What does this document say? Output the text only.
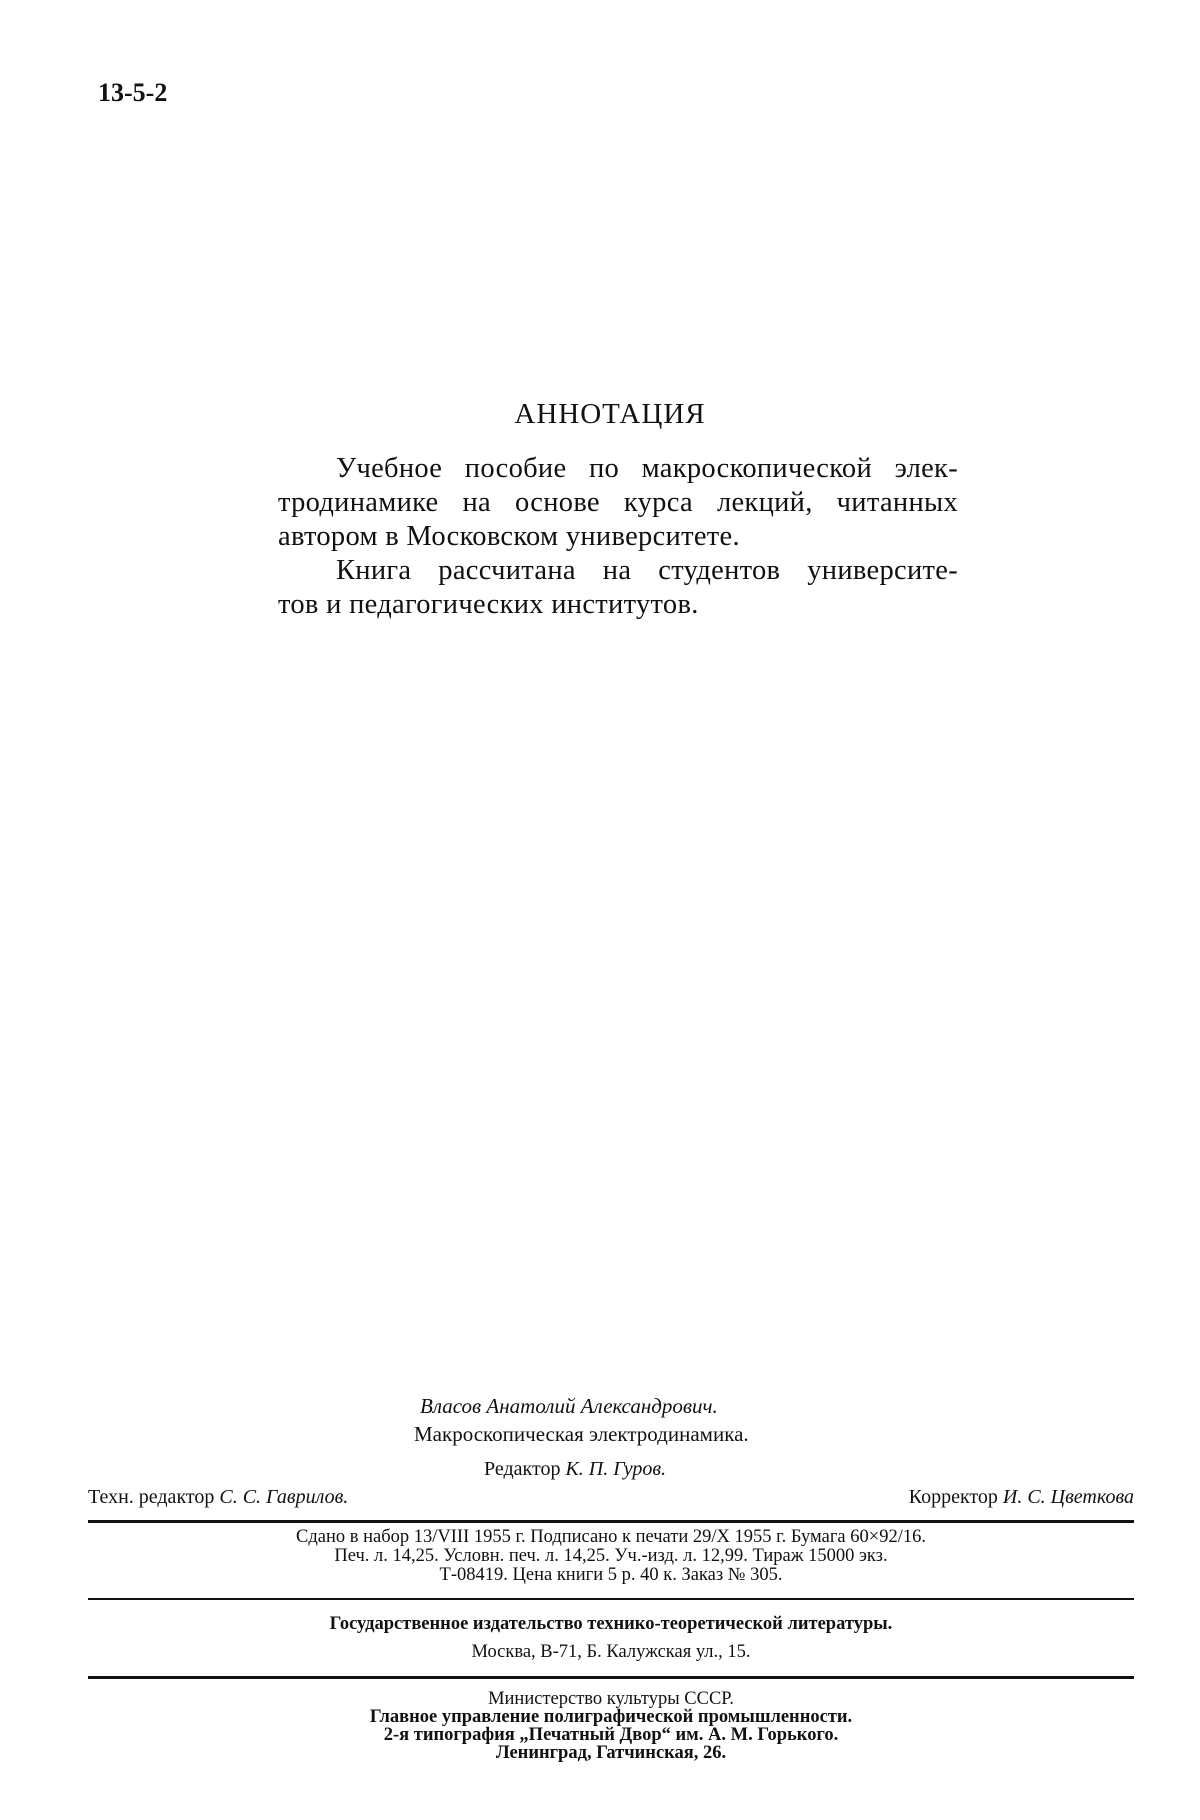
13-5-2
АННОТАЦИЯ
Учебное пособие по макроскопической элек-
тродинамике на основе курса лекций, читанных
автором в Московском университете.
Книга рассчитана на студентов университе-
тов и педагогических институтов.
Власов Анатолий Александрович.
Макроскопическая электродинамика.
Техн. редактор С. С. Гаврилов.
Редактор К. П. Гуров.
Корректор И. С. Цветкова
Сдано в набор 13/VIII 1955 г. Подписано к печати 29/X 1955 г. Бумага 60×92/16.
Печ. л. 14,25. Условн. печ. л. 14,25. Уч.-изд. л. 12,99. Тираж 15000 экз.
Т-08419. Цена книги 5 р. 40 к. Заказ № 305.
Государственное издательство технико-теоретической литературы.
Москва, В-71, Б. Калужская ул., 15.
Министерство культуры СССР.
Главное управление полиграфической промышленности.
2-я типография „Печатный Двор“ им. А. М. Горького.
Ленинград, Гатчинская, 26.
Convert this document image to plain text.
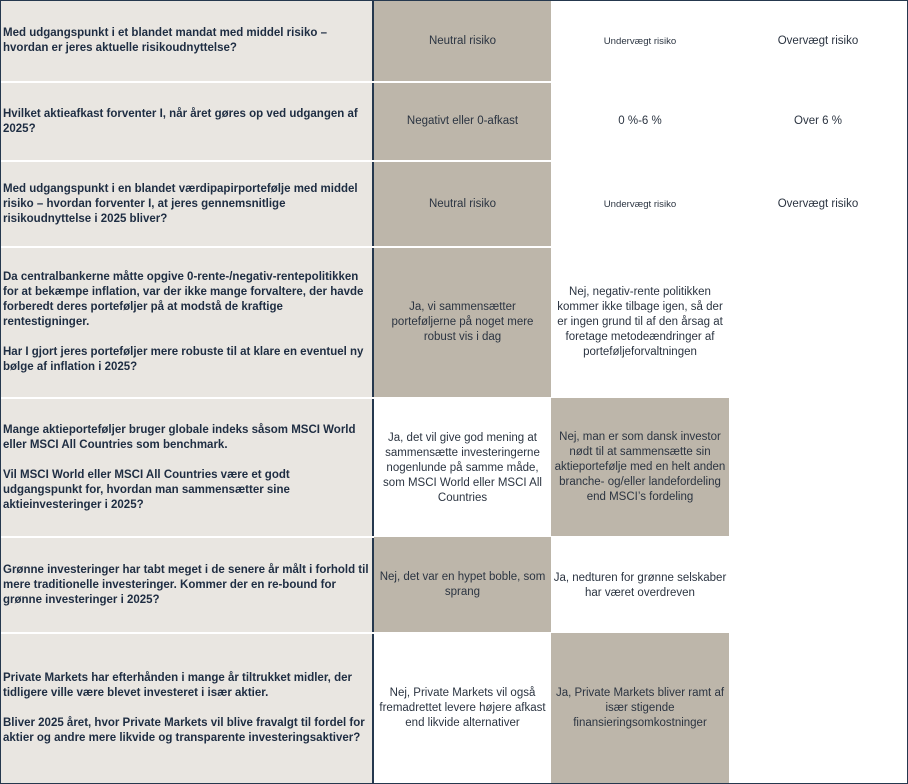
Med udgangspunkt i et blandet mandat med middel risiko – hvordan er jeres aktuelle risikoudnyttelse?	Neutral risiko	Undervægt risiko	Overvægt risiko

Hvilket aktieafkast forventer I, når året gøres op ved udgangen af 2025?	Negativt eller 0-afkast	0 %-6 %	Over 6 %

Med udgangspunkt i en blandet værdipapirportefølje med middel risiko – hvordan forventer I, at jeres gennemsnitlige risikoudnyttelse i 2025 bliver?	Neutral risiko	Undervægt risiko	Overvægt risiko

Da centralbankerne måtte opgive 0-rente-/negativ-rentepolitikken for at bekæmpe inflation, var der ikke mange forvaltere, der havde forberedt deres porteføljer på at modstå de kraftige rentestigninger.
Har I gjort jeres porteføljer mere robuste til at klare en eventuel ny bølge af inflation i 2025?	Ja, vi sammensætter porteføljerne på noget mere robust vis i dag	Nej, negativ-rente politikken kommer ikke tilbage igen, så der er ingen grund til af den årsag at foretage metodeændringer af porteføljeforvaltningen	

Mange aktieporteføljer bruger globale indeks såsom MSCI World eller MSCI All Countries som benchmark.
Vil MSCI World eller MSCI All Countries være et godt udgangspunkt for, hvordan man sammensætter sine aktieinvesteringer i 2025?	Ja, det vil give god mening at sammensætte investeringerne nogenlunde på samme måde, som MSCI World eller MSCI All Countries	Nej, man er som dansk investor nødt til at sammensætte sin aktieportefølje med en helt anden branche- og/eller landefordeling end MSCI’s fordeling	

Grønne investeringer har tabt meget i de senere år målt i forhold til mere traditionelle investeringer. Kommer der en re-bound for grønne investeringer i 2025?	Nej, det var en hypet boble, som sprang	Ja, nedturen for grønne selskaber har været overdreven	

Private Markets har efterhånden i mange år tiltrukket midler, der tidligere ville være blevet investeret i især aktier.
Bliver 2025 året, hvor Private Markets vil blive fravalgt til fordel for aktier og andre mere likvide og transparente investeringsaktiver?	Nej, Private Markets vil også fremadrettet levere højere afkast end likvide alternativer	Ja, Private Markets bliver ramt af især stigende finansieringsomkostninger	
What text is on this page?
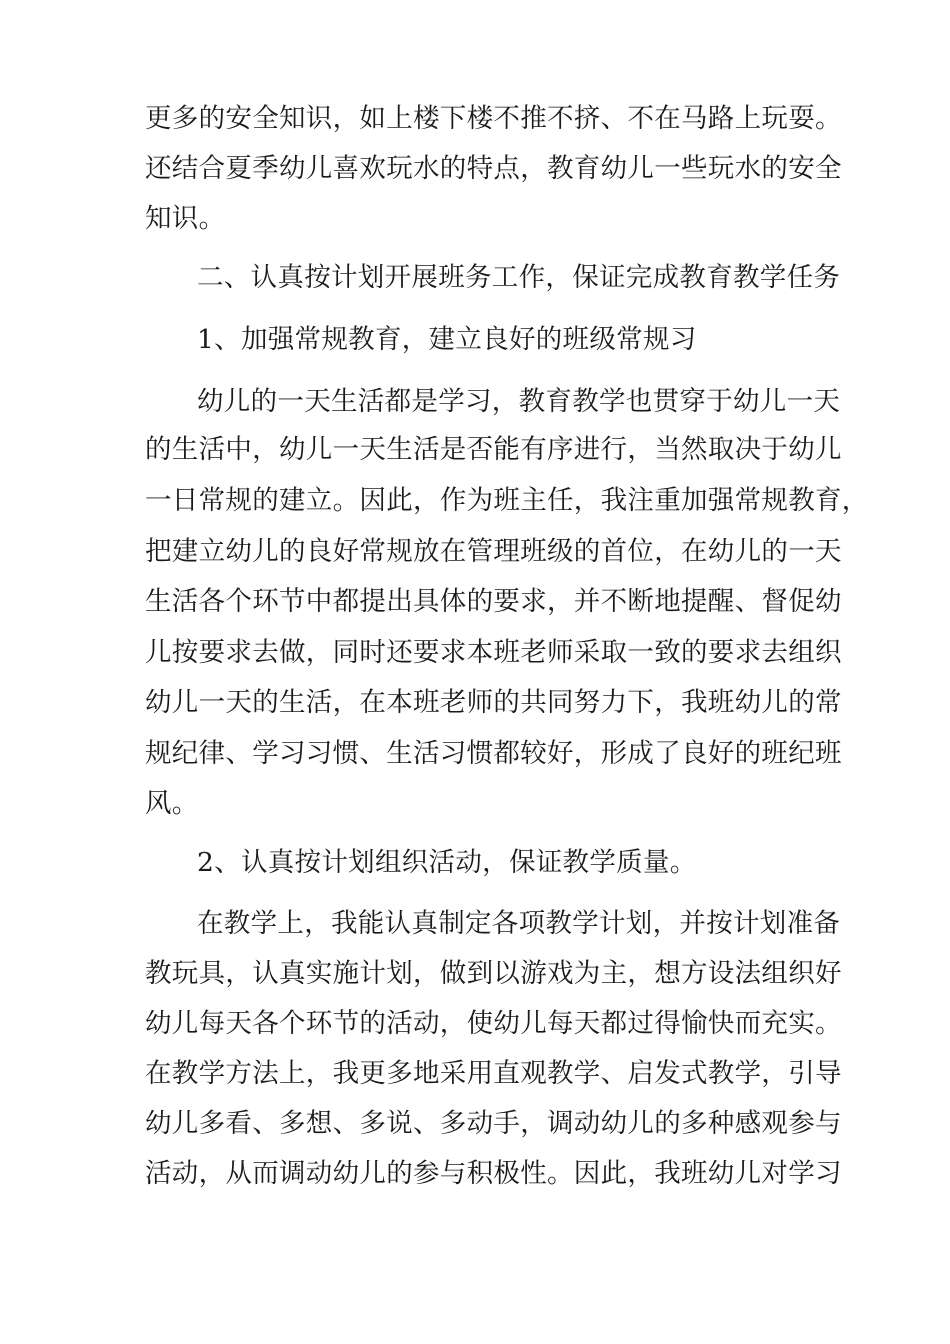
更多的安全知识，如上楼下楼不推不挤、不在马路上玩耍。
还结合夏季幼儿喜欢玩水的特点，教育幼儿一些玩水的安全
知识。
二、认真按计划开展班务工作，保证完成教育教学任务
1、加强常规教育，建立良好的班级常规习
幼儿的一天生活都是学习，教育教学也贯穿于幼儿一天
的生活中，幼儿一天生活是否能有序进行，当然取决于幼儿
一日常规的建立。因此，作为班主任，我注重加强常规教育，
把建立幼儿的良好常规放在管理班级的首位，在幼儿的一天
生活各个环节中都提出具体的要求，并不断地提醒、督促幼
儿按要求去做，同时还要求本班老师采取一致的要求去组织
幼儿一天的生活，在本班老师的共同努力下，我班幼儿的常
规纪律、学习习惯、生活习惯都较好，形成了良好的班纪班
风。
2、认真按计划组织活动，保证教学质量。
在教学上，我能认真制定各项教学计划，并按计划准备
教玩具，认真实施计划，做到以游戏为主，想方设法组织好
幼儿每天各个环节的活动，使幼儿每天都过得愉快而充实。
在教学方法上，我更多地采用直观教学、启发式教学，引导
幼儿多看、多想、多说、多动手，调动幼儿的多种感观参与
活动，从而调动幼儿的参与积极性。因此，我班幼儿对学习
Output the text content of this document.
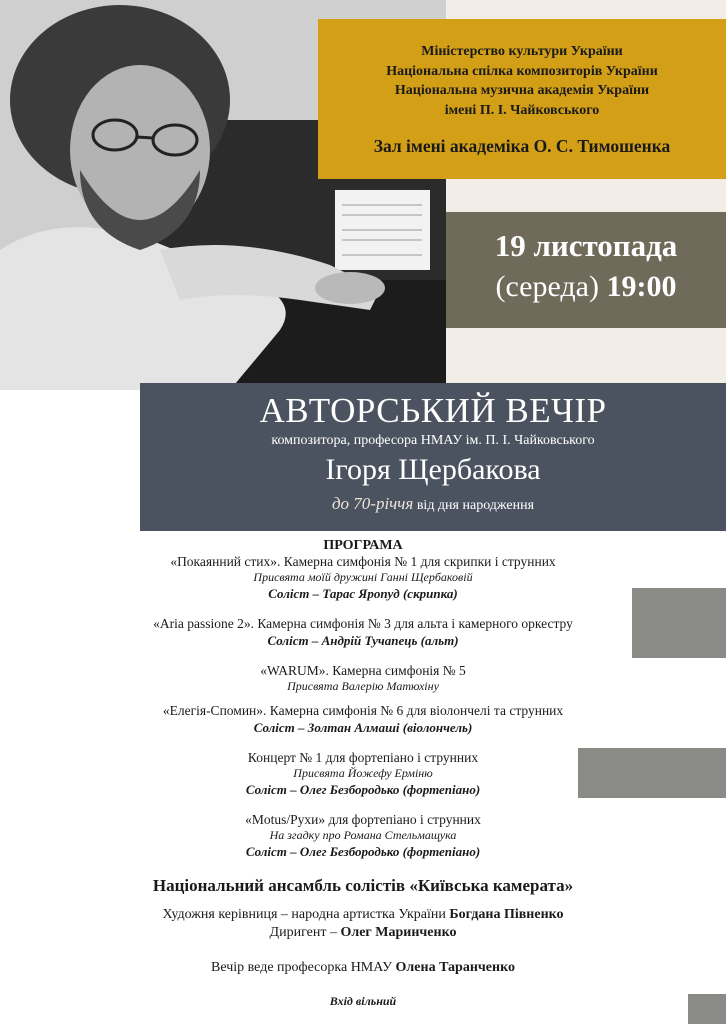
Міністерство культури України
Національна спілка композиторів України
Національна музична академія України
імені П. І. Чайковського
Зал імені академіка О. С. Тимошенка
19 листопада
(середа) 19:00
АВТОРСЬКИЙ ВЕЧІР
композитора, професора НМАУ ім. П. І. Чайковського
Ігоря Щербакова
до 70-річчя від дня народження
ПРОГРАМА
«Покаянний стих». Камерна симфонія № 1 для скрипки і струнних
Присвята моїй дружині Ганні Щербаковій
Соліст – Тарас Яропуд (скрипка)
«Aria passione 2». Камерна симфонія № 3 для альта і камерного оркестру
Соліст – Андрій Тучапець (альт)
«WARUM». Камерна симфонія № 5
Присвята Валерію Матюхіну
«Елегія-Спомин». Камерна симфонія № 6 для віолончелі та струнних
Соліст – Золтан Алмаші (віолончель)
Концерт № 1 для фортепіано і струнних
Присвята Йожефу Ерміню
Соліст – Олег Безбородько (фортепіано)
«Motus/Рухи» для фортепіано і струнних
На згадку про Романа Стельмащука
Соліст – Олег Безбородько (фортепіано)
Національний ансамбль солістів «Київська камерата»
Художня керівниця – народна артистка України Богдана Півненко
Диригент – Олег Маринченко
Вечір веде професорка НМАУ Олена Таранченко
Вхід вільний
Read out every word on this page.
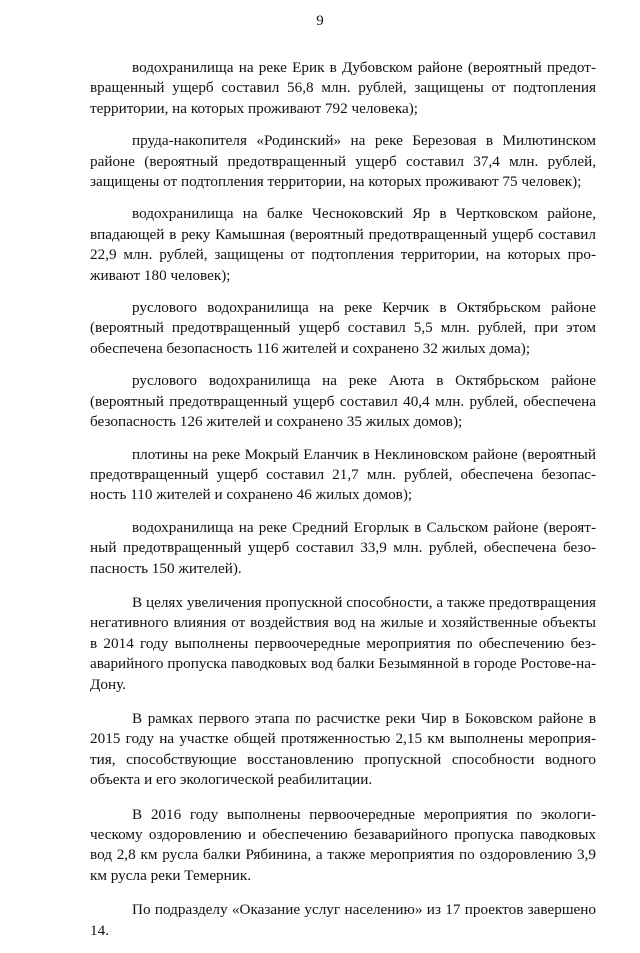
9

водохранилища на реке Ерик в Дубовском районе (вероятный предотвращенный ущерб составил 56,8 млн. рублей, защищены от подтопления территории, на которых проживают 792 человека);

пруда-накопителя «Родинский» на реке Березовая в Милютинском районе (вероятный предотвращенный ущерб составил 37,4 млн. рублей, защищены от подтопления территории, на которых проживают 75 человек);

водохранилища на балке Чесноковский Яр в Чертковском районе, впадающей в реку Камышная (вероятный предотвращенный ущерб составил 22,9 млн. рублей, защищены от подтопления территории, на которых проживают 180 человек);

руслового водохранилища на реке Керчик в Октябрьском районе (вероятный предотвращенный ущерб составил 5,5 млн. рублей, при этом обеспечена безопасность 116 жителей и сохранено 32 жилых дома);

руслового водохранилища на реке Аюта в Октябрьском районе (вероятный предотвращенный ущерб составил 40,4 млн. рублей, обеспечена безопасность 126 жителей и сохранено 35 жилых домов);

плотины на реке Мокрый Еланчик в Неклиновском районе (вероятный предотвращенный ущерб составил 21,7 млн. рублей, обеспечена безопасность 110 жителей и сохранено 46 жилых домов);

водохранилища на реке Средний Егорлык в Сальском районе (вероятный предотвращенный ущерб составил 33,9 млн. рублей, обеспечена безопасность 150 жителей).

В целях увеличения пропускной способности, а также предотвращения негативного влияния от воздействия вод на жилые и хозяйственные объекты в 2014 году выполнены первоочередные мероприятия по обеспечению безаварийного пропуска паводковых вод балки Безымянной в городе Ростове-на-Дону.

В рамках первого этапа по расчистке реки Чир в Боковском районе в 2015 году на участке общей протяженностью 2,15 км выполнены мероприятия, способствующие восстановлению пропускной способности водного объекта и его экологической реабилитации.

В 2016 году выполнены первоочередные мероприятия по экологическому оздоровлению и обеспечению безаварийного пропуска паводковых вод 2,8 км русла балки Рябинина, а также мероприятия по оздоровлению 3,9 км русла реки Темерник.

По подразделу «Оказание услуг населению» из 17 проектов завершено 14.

### EXERCISE GOAL
Find the word "page" in the material, then list each line that holds it.

### ANSWER TO THE TASK
What text is on this page?
Read out every word on this page.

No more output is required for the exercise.